== GIVEN EXERCISE ==
Return the rows below word for word, from the first row through the row containing "inequality-heading: Inequality between", with both of those rows included.

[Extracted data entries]
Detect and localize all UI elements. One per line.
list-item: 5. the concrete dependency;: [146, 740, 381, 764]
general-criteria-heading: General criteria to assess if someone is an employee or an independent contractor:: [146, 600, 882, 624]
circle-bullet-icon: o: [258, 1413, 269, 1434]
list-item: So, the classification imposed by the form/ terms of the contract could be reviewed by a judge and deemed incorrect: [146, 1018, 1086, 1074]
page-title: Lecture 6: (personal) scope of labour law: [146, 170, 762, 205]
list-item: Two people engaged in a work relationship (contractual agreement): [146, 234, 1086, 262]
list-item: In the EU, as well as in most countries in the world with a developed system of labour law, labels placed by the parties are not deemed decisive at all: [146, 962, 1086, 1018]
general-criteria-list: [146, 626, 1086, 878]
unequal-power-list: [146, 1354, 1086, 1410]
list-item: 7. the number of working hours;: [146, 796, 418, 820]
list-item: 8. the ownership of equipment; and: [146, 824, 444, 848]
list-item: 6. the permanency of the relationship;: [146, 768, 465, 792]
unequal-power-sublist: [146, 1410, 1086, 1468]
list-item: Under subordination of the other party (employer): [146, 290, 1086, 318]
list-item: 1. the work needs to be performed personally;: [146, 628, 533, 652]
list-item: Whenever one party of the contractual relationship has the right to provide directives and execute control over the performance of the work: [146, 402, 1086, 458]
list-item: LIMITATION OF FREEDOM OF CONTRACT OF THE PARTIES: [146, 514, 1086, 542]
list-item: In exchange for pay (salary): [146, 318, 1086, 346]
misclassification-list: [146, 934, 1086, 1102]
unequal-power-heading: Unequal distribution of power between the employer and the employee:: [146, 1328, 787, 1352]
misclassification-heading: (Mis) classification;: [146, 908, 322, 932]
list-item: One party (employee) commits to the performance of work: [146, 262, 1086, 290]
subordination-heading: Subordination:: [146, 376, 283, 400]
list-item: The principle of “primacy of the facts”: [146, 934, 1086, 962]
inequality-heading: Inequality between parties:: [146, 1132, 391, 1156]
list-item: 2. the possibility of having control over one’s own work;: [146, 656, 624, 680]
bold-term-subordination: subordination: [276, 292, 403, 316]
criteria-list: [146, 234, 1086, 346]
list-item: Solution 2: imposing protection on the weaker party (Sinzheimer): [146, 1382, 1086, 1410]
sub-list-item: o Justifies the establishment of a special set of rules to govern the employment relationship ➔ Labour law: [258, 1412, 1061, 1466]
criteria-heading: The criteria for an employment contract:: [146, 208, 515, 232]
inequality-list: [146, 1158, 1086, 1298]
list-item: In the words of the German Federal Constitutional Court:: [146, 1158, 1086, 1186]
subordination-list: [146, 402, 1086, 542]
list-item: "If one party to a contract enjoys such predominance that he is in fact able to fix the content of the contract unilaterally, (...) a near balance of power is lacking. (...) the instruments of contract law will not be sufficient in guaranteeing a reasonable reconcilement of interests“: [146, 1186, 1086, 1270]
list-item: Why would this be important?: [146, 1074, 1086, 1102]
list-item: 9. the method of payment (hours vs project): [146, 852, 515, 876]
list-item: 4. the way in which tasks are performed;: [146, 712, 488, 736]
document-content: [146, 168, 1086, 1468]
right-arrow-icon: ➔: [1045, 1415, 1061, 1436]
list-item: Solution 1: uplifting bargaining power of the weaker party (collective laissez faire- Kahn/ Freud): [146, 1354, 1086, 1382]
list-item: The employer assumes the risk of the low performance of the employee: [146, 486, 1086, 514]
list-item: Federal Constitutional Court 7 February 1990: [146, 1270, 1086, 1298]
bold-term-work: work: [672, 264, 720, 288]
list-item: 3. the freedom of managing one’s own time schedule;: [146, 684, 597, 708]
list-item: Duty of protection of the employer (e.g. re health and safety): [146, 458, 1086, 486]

== SOLUTION ==
Detect and localize all UI elements. One per line.
list-item: 5. the concrete dependency;: [146, 740, 381, 764]
general-criteria-heading: General criteria to assess if someone is an employee or an independent contractor:: [146, 600, 882, 624]
circle-bullet-icon: o: [258, 1413, 269, 1434]
list-item: So, the classification imposed by the form/ terms of the contract could be reviewed by a judge and deemed incorrect: [146, 1018, 1086, 1074]
page-title: Lecture 6: (personal) scope of labour law: [146, 170, 762, 205]
list-item: Two people engaged in a work relationship (contractual agreement): [146, 234, 1086, 262]
list-item: In the EU, as well as in most countries in the world with a developed system of labour law, labels placed by the parties are not deemed decisive at all: [146, 962, 1086, 1018]
general-criteria-list: [146, 626, 1086, 878]
unequal-power-list: [146, 1354, 1086, 1410]
list-item: 7. the number of working hours;: [146, 796, 418, 820]
list-item: 8. the ownership of equipment; and: [146, 824, 444, 848]
list-item: 6. the permanency of the relationship;: [146, 768, 465, 792]
unequal-power-sublist: [146, 1410, 1086, 1468]
list-item: Under subordination of the other party (employer): [146, 290, 1086, 318]
list-item: 1. the work needs to be performed personally;: [146, 628, 533, 652]
list-item: Whenever one party of the contractual relationship has the right to provide directives and execute control over the performance of the work: [146, 402, 1086, 458]
list-item: LIMITATION OF FREEDOM OF CONTRACT OF THE PARTIES: [146, 514, 1086, 542]
list-item: In exchange for pay (salary): [146, 318, 1086, 346]
misclassification-list: [146, 934, 1086, 1102]
unequal-power-heading: Unequal distribution of power between the employer and the employee:: [146, 1328, 787, 1352]
misclassification-heading: (Mis) classification;: [146, 908, 322, 932]
list-item: One party (employee) commits to the performance of work: [146, 262, 1086, 290]
subordination-heading: Subordination:: [146, 376, 283, 400]
list-item: The principle of “primacy of the facts”: [146, 934, 1086, 962]
inequality-heading: Inequality between parties:: [146, 1132, 391, 1156]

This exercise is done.